= BRIEF =
Examine the entries and show every line in which the word "JSON" is found.

Saved data entries
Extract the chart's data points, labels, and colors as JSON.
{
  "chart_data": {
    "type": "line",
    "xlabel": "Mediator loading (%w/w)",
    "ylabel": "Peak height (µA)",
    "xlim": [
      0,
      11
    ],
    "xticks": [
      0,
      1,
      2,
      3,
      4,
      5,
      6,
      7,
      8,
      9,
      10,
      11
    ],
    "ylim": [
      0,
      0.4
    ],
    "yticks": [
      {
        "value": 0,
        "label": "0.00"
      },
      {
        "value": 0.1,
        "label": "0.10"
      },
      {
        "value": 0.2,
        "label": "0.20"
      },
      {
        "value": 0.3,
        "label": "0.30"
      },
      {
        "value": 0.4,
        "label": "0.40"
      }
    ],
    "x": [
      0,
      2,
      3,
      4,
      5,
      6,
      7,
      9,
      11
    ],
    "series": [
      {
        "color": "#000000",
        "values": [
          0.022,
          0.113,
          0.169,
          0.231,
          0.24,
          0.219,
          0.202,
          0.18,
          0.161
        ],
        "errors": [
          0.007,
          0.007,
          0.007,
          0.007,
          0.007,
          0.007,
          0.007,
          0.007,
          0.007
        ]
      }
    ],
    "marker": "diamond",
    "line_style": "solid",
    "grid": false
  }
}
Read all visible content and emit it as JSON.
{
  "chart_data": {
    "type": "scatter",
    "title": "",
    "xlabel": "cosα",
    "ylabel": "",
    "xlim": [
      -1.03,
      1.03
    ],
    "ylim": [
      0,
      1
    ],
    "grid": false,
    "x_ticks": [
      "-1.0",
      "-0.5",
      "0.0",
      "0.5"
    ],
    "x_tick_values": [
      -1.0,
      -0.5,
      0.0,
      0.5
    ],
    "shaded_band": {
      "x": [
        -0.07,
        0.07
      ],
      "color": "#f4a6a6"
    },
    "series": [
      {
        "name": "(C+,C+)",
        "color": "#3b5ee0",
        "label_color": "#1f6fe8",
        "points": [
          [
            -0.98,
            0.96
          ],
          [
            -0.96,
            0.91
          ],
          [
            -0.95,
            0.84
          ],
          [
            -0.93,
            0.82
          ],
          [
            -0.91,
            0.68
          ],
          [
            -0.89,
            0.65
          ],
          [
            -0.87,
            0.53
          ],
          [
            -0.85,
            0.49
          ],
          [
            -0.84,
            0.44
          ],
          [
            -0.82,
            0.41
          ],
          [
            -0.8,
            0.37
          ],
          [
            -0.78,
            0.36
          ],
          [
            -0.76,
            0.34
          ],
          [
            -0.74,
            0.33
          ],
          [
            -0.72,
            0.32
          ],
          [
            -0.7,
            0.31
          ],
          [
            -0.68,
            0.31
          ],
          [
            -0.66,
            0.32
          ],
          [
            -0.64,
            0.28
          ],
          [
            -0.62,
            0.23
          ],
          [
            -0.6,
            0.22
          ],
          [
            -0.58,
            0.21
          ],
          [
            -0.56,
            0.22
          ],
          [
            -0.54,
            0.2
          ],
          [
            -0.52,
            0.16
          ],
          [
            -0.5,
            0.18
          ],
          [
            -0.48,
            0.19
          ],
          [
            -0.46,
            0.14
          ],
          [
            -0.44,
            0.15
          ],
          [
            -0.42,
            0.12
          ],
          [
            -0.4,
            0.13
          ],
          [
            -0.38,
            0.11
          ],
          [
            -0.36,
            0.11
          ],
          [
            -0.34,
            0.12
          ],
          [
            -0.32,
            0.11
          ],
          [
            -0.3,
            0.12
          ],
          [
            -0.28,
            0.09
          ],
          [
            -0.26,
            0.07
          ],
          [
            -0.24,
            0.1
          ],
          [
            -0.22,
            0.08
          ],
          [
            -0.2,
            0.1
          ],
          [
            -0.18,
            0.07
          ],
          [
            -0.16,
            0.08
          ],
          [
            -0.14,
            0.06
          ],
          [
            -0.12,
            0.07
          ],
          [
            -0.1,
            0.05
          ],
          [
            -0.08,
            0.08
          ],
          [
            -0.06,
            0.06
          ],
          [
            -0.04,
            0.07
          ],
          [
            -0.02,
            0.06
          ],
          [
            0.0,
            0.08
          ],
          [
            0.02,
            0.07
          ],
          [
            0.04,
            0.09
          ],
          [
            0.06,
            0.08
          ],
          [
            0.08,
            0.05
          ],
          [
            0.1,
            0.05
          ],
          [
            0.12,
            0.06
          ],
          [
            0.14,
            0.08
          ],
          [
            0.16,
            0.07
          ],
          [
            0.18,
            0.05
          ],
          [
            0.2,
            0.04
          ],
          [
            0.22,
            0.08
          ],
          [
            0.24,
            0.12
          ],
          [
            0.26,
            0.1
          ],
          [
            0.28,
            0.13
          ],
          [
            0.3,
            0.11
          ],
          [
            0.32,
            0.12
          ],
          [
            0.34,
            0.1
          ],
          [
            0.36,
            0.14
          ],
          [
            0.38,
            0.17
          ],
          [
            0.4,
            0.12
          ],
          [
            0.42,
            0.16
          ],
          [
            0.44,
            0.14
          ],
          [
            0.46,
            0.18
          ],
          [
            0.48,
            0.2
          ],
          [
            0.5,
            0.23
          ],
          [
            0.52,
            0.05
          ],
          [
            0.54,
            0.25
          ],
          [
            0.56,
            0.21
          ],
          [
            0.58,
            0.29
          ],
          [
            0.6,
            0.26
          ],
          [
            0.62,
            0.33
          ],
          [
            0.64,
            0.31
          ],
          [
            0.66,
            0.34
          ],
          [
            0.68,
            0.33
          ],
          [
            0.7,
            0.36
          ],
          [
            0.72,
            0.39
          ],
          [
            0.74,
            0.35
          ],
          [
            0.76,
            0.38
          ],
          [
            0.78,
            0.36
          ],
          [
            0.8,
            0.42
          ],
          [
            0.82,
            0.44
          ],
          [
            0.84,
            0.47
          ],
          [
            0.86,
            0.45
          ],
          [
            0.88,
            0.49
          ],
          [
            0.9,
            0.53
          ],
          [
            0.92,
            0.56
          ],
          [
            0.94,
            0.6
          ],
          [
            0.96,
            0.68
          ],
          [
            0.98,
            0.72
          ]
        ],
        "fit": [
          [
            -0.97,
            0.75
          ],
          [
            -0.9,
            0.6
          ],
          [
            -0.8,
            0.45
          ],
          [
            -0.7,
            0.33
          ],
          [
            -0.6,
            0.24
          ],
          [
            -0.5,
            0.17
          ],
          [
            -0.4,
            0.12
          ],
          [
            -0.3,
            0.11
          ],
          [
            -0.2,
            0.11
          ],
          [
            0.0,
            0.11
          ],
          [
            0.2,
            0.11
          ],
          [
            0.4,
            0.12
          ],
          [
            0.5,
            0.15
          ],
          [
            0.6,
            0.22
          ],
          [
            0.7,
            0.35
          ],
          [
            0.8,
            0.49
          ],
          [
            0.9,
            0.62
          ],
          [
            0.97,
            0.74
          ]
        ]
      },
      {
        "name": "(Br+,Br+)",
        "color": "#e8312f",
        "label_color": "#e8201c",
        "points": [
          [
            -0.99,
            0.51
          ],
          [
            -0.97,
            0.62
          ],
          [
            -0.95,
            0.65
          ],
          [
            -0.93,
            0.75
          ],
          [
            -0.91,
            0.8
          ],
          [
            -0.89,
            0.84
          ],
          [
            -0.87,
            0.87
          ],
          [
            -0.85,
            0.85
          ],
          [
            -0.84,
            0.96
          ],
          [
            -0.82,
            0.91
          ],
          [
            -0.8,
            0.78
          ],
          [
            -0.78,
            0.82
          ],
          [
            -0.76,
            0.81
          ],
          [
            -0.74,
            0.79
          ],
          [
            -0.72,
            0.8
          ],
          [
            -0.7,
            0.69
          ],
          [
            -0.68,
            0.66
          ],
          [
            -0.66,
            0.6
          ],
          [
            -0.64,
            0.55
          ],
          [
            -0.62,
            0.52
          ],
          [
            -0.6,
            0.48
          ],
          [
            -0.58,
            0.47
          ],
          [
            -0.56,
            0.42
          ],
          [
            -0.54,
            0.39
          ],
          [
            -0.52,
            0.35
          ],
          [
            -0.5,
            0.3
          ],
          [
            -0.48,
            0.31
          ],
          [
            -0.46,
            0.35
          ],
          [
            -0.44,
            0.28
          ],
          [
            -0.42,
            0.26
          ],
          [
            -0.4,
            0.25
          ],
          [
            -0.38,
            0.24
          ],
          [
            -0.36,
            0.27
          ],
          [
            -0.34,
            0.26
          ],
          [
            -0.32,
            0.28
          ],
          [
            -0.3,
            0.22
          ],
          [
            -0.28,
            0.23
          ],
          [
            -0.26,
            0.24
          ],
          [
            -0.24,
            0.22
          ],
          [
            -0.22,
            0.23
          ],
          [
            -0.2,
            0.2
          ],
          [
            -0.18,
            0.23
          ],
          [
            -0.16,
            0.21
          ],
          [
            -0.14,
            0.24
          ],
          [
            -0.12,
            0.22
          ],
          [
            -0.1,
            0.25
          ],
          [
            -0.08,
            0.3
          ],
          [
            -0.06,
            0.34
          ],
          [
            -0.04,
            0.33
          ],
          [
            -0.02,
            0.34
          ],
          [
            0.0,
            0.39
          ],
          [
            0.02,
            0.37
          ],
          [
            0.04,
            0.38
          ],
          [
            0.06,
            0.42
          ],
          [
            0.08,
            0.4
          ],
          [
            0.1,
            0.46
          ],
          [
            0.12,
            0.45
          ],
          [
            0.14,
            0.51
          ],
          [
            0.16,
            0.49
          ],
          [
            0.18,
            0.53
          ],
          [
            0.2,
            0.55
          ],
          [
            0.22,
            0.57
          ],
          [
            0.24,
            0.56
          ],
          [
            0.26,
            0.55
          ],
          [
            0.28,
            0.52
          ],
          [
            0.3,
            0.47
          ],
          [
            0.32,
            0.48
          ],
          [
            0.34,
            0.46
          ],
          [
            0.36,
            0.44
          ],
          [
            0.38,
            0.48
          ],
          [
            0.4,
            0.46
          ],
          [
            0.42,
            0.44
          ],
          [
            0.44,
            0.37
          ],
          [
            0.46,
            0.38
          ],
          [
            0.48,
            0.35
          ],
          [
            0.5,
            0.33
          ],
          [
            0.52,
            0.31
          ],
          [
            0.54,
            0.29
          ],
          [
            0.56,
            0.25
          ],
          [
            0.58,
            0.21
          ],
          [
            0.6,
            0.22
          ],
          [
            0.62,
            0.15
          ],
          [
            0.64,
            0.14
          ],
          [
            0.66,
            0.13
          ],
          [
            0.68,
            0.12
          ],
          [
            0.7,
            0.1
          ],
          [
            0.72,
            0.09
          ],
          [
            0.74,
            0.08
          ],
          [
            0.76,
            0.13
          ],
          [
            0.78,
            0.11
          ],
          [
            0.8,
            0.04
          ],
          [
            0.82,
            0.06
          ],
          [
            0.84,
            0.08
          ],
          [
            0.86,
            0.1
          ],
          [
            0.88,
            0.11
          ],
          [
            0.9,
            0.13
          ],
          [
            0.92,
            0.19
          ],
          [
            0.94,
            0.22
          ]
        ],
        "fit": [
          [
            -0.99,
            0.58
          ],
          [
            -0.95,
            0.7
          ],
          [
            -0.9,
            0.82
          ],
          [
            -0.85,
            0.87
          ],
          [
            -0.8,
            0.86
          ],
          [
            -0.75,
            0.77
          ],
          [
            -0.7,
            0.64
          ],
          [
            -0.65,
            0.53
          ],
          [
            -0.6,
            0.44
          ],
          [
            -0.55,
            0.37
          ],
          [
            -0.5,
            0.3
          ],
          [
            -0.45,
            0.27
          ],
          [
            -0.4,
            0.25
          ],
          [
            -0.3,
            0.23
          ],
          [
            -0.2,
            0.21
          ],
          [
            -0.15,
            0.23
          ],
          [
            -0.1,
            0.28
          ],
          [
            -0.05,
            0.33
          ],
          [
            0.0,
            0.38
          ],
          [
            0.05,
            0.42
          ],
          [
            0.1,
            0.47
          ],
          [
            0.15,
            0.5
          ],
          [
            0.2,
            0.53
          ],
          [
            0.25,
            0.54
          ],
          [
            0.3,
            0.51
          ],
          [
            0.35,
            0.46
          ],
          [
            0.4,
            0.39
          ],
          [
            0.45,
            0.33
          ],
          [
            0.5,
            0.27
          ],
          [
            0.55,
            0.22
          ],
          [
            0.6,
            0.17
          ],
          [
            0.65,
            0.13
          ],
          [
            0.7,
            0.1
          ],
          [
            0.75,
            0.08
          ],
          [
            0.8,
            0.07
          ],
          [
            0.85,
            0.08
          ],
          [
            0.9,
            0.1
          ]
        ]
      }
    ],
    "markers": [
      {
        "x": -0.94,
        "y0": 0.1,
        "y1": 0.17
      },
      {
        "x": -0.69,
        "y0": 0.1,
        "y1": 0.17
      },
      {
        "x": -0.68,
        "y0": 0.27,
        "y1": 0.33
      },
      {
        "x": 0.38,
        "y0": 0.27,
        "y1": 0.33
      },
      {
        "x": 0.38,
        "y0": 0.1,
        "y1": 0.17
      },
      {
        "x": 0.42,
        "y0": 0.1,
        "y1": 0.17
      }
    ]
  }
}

= RESPONSE BELOW =
Extract the chart's data points, labels, and colors as JSON.
Read all visible content and emit it as JSON.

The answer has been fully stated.